══ DATA SHOWN

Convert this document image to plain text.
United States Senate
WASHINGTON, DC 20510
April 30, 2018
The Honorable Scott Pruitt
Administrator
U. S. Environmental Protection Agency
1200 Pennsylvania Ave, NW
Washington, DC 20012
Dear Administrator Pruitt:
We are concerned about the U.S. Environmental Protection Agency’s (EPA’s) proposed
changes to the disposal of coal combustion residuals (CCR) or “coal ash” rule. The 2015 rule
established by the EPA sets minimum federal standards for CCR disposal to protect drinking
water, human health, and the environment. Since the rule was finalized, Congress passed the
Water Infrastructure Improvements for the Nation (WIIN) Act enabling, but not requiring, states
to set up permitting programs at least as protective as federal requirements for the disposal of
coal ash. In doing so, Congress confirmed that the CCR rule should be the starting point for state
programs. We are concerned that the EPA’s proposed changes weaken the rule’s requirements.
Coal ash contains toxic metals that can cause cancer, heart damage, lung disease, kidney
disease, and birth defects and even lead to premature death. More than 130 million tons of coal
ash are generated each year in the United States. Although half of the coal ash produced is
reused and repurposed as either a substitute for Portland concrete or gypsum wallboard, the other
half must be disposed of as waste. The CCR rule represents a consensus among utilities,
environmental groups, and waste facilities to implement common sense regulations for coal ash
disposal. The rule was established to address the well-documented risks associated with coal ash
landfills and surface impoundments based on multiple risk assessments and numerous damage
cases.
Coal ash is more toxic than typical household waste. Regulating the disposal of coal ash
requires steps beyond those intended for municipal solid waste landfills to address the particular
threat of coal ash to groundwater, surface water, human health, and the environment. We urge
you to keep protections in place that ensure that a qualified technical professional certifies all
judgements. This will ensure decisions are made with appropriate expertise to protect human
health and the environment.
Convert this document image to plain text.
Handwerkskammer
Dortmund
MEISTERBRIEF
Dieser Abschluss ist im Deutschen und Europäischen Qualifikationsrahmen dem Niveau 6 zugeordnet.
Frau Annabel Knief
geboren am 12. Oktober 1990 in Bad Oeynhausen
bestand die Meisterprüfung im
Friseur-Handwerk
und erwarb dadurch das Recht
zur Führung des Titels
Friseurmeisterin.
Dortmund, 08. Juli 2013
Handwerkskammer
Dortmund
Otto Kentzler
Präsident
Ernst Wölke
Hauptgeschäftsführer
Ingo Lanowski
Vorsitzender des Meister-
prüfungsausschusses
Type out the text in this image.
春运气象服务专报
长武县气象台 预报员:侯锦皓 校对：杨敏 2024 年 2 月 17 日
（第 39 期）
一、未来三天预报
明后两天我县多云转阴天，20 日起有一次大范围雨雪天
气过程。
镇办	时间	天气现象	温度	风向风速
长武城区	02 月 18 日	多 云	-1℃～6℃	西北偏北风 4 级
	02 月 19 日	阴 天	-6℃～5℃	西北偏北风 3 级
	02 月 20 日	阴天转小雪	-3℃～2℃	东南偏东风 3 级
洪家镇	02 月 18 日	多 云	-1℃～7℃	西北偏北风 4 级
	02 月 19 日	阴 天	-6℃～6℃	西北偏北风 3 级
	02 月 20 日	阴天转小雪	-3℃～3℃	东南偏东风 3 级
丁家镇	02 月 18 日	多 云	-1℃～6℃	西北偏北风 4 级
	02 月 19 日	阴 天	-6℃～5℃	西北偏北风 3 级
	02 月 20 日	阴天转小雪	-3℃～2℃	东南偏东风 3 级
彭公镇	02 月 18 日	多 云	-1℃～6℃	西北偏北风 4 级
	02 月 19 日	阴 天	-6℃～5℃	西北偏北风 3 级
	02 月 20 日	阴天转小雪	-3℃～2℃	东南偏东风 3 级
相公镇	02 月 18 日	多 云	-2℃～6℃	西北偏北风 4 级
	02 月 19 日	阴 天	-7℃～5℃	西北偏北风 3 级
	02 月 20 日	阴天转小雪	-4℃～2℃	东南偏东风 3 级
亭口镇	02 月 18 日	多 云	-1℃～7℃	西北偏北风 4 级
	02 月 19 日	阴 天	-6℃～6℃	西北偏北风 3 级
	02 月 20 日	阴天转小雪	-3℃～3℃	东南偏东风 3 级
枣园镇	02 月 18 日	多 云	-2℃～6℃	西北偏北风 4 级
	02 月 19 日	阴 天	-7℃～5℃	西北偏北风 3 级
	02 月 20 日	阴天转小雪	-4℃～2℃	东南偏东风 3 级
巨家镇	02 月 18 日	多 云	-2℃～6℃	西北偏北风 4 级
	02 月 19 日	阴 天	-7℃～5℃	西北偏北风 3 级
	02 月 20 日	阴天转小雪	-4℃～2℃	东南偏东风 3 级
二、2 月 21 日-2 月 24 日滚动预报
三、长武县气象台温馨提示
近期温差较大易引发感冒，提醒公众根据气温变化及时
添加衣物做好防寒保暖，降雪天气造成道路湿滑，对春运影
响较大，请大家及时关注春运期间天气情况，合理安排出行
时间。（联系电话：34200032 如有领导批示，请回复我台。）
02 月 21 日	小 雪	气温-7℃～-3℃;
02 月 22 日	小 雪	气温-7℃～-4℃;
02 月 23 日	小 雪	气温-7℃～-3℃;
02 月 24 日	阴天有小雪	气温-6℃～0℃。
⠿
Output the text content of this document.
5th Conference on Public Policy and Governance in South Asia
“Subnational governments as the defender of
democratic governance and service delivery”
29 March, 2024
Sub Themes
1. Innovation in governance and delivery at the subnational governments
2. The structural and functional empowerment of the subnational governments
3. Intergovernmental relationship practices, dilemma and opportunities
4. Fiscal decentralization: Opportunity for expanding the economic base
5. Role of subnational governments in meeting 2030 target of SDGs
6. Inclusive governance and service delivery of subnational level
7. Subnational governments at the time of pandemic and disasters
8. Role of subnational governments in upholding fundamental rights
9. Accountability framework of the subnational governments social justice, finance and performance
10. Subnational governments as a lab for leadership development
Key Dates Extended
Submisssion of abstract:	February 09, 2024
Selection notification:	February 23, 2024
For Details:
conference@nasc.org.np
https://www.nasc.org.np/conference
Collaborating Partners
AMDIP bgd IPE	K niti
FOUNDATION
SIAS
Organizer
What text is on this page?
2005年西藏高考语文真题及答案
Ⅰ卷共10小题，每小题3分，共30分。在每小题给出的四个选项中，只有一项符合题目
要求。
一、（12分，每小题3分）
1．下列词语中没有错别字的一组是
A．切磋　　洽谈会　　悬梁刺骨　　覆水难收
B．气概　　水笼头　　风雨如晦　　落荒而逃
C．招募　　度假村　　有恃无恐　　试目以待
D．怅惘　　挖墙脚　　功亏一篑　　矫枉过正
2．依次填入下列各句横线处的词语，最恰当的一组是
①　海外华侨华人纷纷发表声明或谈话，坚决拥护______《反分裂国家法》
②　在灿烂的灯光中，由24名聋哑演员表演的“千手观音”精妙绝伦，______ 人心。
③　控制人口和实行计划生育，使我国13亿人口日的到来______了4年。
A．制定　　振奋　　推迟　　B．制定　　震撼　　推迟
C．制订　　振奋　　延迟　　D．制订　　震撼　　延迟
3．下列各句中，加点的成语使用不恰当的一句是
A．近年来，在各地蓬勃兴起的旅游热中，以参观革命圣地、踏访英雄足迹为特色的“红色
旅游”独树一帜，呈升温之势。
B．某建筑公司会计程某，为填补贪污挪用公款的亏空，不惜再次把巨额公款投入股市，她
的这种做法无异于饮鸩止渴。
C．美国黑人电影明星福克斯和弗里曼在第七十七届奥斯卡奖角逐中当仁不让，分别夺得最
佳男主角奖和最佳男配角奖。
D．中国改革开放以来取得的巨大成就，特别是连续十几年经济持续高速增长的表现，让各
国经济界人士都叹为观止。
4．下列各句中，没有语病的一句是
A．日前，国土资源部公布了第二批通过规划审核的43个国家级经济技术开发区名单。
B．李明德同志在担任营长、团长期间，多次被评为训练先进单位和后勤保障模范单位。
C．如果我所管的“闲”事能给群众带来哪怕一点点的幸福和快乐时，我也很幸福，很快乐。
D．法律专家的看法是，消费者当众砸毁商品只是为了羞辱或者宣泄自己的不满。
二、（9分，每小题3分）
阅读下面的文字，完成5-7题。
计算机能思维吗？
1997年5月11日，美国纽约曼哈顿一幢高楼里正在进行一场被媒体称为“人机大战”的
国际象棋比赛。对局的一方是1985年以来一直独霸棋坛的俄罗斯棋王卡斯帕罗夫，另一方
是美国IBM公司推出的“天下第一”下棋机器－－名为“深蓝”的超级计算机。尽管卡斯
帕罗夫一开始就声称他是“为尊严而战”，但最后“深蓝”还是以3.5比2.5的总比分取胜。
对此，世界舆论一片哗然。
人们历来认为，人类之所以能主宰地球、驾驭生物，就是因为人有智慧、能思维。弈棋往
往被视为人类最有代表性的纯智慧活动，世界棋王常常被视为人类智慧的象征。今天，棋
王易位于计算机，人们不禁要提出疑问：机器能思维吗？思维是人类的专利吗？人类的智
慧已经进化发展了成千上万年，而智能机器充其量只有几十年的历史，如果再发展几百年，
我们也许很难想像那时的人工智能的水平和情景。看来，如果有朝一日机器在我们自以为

════

* EXERCISE AIM *
From the line containing "What text is on this page?" through the closing line of the material above, return every line exactly and omit all others.

* SOLUTION TO THIS TASK *
What text is on this page?
2005年西藏高考语文真题及答案
Ⅰ卷共10小题，每小题3分，共30分。在每小题给出的四个选项中，只有一项符合题目
要求。
一、（12分，每小题3分）
1．下列词语中没有错别字的一组是
A．切磋　　洽谈会　　悬梁刺骨　　覆水难收
B．气概　　水笼头　　风雨如晦　　落荒而逃
C．招募　　度假村　　有恃无恐　　试目以待
D．怅惘　　挖墙脚　　功亏一篑　　矫枉过正
2．依次填入下列各句横线处的词语，最恰当的一组是
①　海外华侨华人纷纷发表声明或谈话，坚决拥护______《反分裂国家法》
②　在灿烂的灯光中，由24名聋哑演员表演的“千手观音”精妙绝伦，______ 人心。
③　控制人口和实行计划生育，使我国13亿人口日的到来______了4年。
A．制定　　振奋　　推迟　　B．制定　　震撼　　推迟
C．制订　　振奋　　延迟　　D．制订　　震撼　　延迟
3．下列各句中，加点的成语使用不恰当的一句是
A．近年来，在各地蓬勃兴起的旅游热中，以参观革命圣地、踏访英雄足迹为特色的“红色
旅游”独树一帜，呈升温之势。
B．某建筑公司会计程某，为填补贪污挪用公款的亏空，不惜再次把巨额公款投入股市，她
的这种做法无异于饮鸩止渴。
C．美国黑人电影明星福克斯和弗里曼在第七十七届奥斯卡奖角逐中当仁不让，分别夺得最
佳男主角奖和最佳男配角奖。
D．中国改革开放以来取得的巨大成就，特别是连续十几年经济持续高速增长的表现，让各
国经济界人士都叹为观止。
4．下列各句中，没有语病的一句是
A．日前，国土资源部公布了第二批通过规划审核的43个国家级经济技术开发区名单。
B．李明德同志在担任营长、团长期间，多次被评为训练先进单位和后勤保障模范单位。
C．如果我所管的“闲”事能给群众带来哪怕一点点的幸福和快乐时，我也很幸福，很快乐。
D．法律专家的看法是，消费者当众砸毁商品只是为了羞辱或者宣泄自己的不满。
二、（9分，每小题3分）
阅读下面的文字，完成5-7题。
计算机能思维吗？
1997年5月11日，美国纽约曼哈顿一幢高楼里正在进行一场被媒体称为“人机大战”的
国际象棋比赛。对局的一方是1985年以来一直独霸棋坛的俄罗斯棋王卡斯帕罗夫，另一方
是美国IBM公司推出的“天下第一”下棋机器－－名为“深蓝”的超级计算机。尽管卡斯
帕罗夫一开始就声称他是“为尊严而战”，但最后“深蓝”还是以3.5比2.5的总比分取胜。
对此，世界舆论一片哗然。
人们历来认为，人类之所以能主宰地球、驾驭生物，就是因为人有智慧、能思维。弈棋往
往被视为人类最有代表性的纯智慧活动，世界棋王常常被视为人类智慧的象征。今天，棋
王易位于计算机，人们不禁要提出疑问：机器能思维吗？思维是人类的专利吗？人类的智
慧已经进化发展了成千上万年，而智能机器充其量只有几十年的历史，如果再发展几百年，
我们也许很难想像那时的人工智能的水平和情景。看来，如果有朝一日机器在我们自以为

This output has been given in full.